◆ Excerpted records:
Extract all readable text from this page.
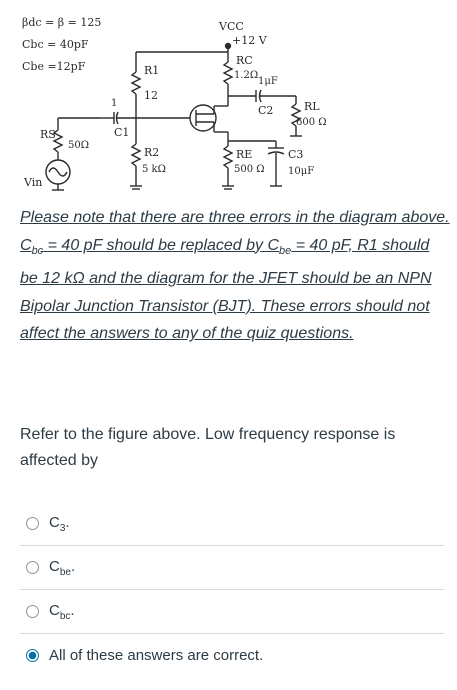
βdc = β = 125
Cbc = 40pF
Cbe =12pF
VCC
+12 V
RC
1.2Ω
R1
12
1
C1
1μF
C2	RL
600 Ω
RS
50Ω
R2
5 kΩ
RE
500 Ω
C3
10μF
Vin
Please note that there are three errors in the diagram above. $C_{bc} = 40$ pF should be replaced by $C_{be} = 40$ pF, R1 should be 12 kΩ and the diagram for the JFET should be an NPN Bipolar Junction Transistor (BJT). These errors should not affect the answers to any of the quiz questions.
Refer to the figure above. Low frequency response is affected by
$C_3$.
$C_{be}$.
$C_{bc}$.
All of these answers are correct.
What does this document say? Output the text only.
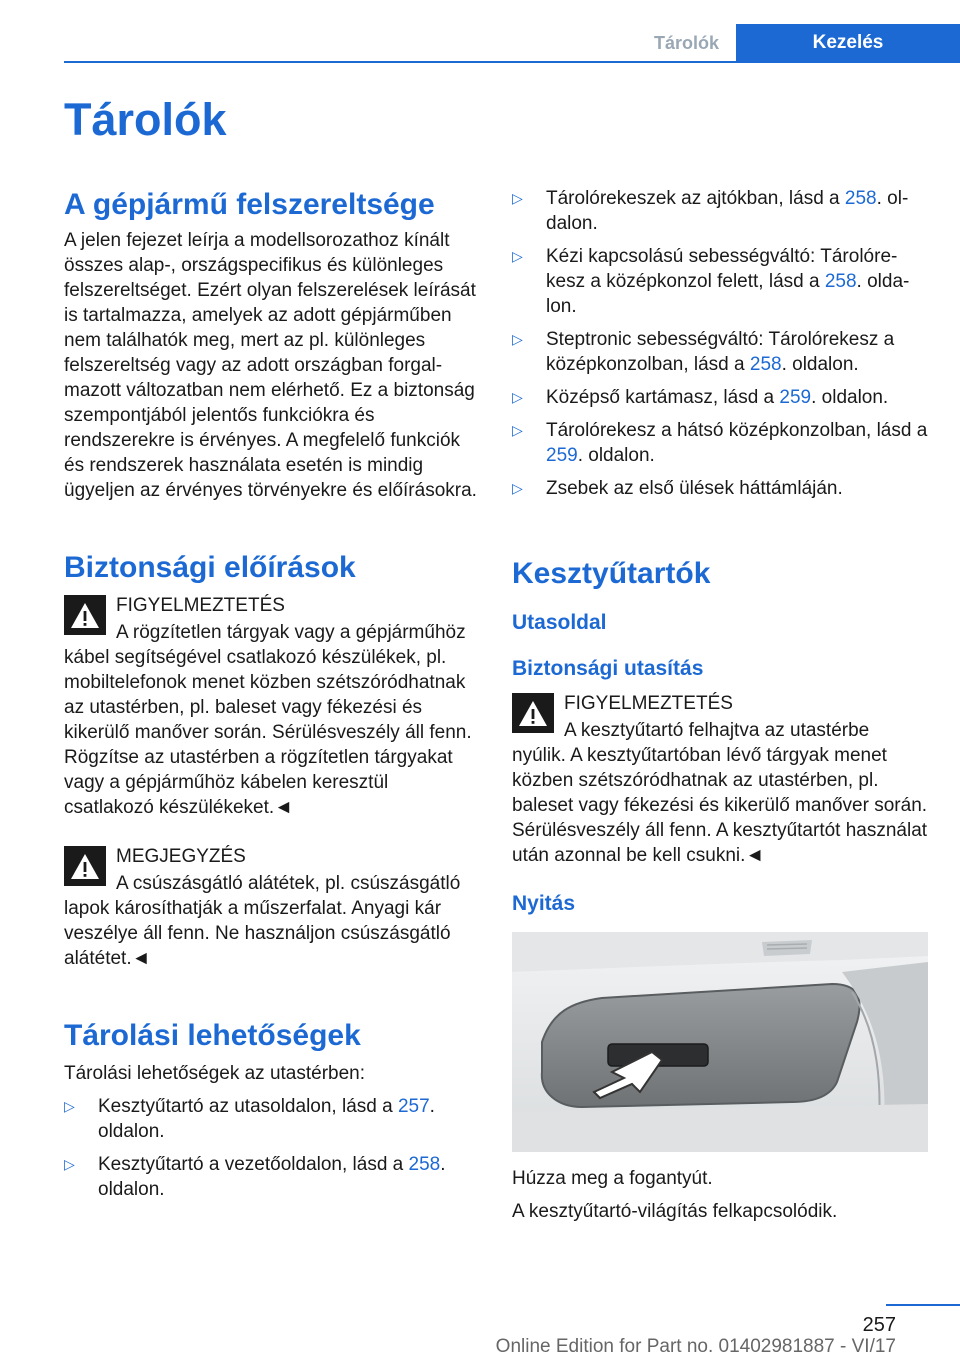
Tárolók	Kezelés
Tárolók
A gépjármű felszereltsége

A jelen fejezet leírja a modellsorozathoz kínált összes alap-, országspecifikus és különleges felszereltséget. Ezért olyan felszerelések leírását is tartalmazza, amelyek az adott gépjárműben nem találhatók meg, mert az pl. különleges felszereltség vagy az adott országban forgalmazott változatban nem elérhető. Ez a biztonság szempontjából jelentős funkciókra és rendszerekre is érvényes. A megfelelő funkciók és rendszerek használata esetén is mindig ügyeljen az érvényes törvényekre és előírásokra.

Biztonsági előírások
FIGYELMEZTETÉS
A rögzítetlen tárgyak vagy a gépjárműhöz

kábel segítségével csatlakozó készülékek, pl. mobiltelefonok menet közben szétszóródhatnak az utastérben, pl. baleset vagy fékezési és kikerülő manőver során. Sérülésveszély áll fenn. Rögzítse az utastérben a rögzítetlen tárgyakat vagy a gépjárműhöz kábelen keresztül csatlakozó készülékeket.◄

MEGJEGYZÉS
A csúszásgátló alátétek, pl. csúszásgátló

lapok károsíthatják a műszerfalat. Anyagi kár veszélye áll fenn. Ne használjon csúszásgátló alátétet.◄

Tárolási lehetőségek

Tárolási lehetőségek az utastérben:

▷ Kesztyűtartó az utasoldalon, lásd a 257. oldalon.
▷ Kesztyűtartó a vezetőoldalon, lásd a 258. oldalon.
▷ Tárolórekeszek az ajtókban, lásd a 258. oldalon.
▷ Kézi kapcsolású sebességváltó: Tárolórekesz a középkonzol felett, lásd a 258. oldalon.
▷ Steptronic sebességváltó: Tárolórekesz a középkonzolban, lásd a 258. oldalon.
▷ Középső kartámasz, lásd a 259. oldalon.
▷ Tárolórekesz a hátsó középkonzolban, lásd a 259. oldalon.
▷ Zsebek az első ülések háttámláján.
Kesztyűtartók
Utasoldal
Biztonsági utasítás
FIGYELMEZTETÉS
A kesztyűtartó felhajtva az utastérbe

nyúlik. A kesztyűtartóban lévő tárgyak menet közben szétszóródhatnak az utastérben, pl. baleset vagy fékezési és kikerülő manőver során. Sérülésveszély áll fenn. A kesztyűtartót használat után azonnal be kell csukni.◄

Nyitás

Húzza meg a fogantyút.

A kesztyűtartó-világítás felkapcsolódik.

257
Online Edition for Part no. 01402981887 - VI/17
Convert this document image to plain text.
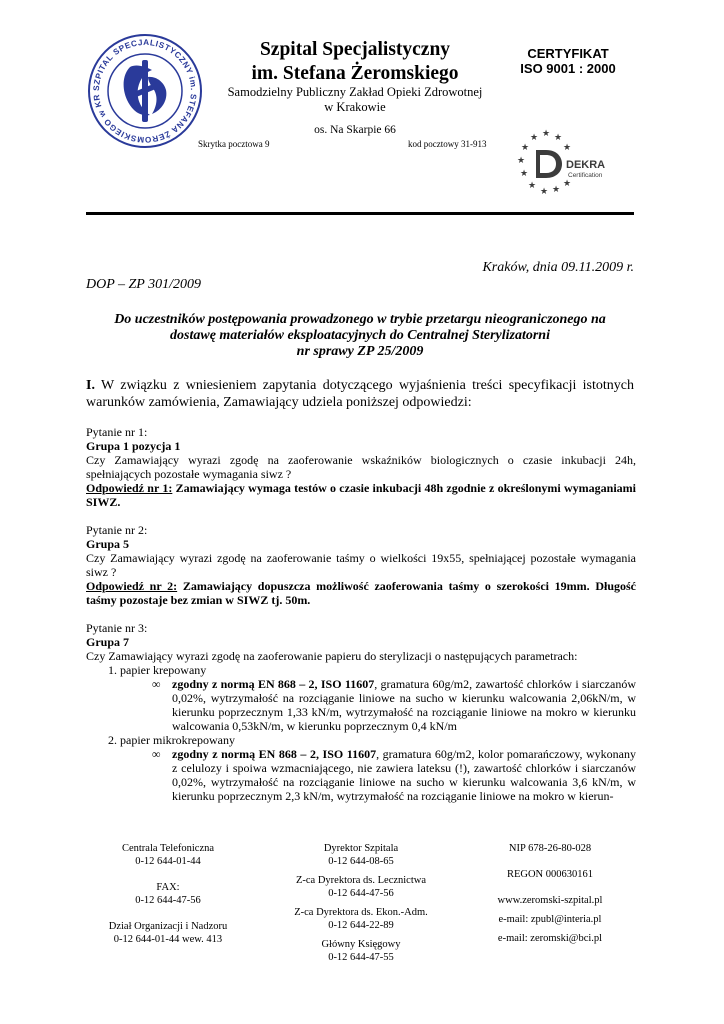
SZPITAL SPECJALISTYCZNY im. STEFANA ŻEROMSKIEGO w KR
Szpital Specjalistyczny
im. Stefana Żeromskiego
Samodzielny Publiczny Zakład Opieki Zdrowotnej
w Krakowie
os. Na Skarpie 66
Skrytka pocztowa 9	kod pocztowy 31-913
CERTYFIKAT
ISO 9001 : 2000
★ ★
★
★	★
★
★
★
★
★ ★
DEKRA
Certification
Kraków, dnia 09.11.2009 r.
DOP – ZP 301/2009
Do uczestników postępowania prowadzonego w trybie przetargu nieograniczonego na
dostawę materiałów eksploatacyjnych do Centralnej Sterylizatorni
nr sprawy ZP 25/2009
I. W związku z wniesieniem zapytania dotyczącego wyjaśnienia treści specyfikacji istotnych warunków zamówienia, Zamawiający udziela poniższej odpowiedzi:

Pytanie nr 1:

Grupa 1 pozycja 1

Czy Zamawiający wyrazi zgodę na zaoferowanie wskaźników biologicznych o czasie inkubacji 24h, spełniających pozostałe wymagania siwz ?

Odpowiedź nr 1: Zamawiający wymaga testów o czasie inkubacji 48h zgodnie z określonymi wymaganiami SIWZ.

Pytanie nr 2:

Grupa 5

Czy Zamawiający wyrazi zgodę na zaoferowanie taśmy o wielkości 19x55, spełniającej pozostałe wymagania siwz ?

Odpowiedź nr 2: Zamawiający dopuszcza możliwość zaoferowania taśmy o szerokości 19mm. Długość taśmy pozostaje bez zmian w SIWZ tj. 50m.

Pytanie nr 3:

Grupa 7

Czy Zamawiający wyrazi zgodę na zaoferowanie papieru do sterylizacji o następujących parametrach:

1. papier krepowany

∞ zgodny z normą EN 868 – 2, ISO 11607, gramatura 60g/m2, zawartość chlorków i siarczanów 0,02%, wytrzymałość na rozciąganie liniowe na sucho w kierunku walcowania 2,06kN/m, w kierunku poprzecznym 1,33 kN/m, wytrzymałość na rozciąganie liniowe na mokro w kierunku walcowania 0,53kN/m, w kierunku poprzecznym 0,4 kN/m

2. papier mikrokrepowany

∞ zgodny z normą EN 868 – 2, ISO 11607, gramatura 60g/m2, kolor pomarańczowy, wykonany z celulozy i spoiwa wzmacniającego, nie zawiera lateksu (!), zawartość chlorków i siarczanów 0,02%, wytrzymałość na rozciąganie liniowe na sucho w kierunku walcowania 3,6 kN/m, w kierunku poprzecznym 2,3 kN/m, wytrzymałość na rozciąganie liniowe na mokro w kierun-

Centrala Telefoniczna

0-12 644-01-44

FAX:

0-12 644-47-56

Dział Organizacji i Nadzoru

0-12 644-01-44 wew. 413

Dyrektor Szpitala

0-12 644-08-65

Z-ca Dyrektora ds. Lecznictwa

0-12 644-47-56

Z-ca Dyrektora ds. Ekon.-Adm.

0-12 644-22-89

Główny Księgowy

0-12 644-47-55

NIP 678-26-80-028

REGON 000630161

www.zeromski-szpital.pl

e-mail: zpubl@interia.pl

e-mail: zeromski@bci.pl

◆ What the task requires:
Copy out all of the material exactly as written, without its pictures.

◆ Final result:
Extract all readable text from this page.
βdc = β = 125
Cbc = 40pF
Cbe =12pF
VCC
+12 V
RC
1.2Ω
R1
12
1
C1
1μF
C2	RL
600 Ω
RS
50Ω
R2
5 kΩ
RE
500 Ω
C3
10μF
Vin
Please note that there are three errors in the diagram above. $C_{bc} = 40$ pF should be replaced by $C_{be} = 40$ pF, R1 should be 12 kΩ and the diagram for the JFET should be an NPN Bipolar Junction Transistor (BJT). These errors should not affect the answers to any of the quiz questions.
Refer to the figure above. Low frequency response is affected by
$C_3$.
$C_{be}$.
$C_{bc}$.
All of these answers are correct.
What does this document say? Output the text only.
Tárolók	Kezelés
Tárolók
A gépjármű felszereltsége

A jelen fejezet leírja a modellsorozathoz kínált összes alap-, országspecifikus és különleges felszereltséget. Ezért olyan felszerelések leírását is tartalmazza, amelyek az adott gépjárműben nem találhatók meg, mert az pl. különleges felszereltség vagy az adott országban forgalmazott változatban nem elérhető. Ez a biztonság szempontjából jelentős funkciókra és rendszerekre is érvényes. A megfelelő funkciók és rendszerek használata esetén is mindig ügyeljen az érvényes törvényekre és előírásokra.

Biztonsági előírások
FIGYELMEZTETÉS
A rögzítetlen tárgyak vagy a gépjárműhöz

kábel segítségével csatlakozó készülékek, pl. mobiltelefonok menet közben szétszóródhatnak az utastérben, pl. baleset vagy fékezési és kikerülő manőver során. Sérülésveszély áll fenn. Rögzítse az utastérben a rögzítetlen tárgyakat vagy a gépjárműhöz kábelen keresztül csatlakozó készülékeket.◄

MEGJEGYZÉS
A csúszásgátló alátétek, pl. csúszásgátló

lapok károsíthatják a műszerfalat. Anyagi kár veszélye áll fenn. Ne használjon csúszásgátló alátétet.◄

Tárolási lehetőségek

Tárolási lehetőségek az utastérben:

▷ Kesztyűtartó az utasoldalon, lásd a 257. oldalon.
▷ Kesztyűtartó a vezetőoldalon, lásd a 258. oldalon.
▷ Tárolórekeszek az ajtókban, lásd a 258. oldalon.
▷ Kézi kapcsolású sebességváltó: Tárolórekesz a középkonzol felett, lásd a 258. oldalon.
▷ Steptronic sebességváltó: Tárolórekesz a középkonzolban, lásd a 258. oldalon.
▷ Középső kartámasz, lásd a 259. oldalon.
▷ Tárolórekesz a hátsó középkonzolban, lásd a 259. oldalon.
▷ Zsebek az első ülések háttámláján.
Kesztyűtartók
Utasoldal
Biztonsági utasítás
FIGYELMEZTETÉS
A kesztyűtartó felhajtva az utastérbe

nyúlik. A kesztyűtartóban lévő tárgyak menet közben szétszóródhatnak az utastérben, pl. baleset vagy fékezési és kikerülő manőver során. Sérülésveszély áll fenn. A kesztyűtartót használat után azonnal be kell csukni.◄

Nyitás

Húzza meg a fogantyút.

A kesztyűtartó-világítás felkapcsolódik.

257
Online Edition for Part no. 01402981887 - VI/17
Convert this document image to plain text.
SZPITAL SPECJALISTYCZNY im. STEFANA ŻEROMSKIEGO w KR
Szpital Specjalistyczny
im. Stefana Żeromskiego
Samodzielny Publiczny Zakład Opieki Zdrowotnej
w Krakowie
os. Na Skarpie 66
Skrytka pocztowa 9	kod pocztowy 31-913
CERTYFIKAT
ISO 9001 : 2000
★ ★
★
★	★
★
★
★
★
★ ★
DEKRA
Certification
Kraków, dnia 09.11.2009 r.
DOP – ZP 301/2009
Do uczestników postępowania prowadzonego w trybie przetargu nieograniczonego na
dostawę materiałów eksploatacyjnych do Centralnej Sterylizatorni
nr sprawy ZP 25/2009
I. W związku z wniesieniem zapytania dotyczącego wyjaśnienia treści specyfikacji istotnych warunków zamówienia, Zamawiający udziela poniższej odpowiedzi:

Pytanie nr 1:

Grupa 1 pozycja 1

Czy Zamawiający wyrazi zgodę na zaoferowanie wskaźników biologicznych o czasie inkubacji 24h, spełniających pozostałe wymagania siwz ?

Odpowiedź nr 1: Zamawiający wymaga testów o czasie inkubacji 48h zgodnie z określonymi wymaganiami SIWZ.

Pytanie nr 2:

Grupa 5

Czy Zamawiający wyrazi zgodę na zaoferowanie taśmy o wielkości 19x55, spełniającej pozostałe wymagania siwz ?

Odpowiedź nr 2: Zamawiający dopuszcza możliwość zaoferowania taśmy o szerokości 19mm. Długość taśmy pozostaje bez zmian w SIWZ tj. 50m.

Pytanie nr 3:

Grupa 7

Czy Zamawiający wyrazi zgodę na zaoferowanie papieru do sterylizacji o następujących parametrach:

1. papier krepowany

∞ zgodny z normą EN 868 – 2, ISO 11607, gramatura 60g/m2, zawartość chlorków i siarczanów 0,02%, wytrzymałość na rozciąganie liniowe na sucho w kierunku walcowania 2,06kN/m, w kierunku poprzecznym 1,33 kN/m, wytrzymałość na rozciąganie liniowe na mokro w kierunku walcowania 0,53kN/m, w kierunku poprzecznym 0,4 kN/m

2. papier mikrokrepowany

∞ zgodny z normą EN 868 – 2, ISO 11607, gramatura 60g/m2, kolor pomarańczowy, wykonany z celulozy i spoiwa wzmacniającego, nie zawiera lateksu (!), zawartość chlorków i siarczanów 0,02%, wytrzymałość na rozciąganie liniowe na sucho w kierunku walcowania 3,6 kN/m, w kierunku poprzecznym 2,3 kN/m, wytrzymałość na rozciąganie liniowe na mokro w kierun-

Centrala Telefoniczna

0-12 644-01-44

FAX:

0-12 644-47-56

Dział Organizacji i Nadzoru

0-12 644-01-44 wew. 413

Dyrektor Szpitala

0-12 644-08-65

Z-ca Dyrektora ds. Lecznictwa

0-12 644-47-56

Z-ca Dyrektora ds. Ekon.-Adm.

0-12 644-22-89

Główny Księgowy

0-12 644-47-55

NIP 678-26-80-028

REGON 000630161

www.zeromski-szpital.pl

e-mail: zpubl@interia.pl

e-mail: zeromski@bci.pl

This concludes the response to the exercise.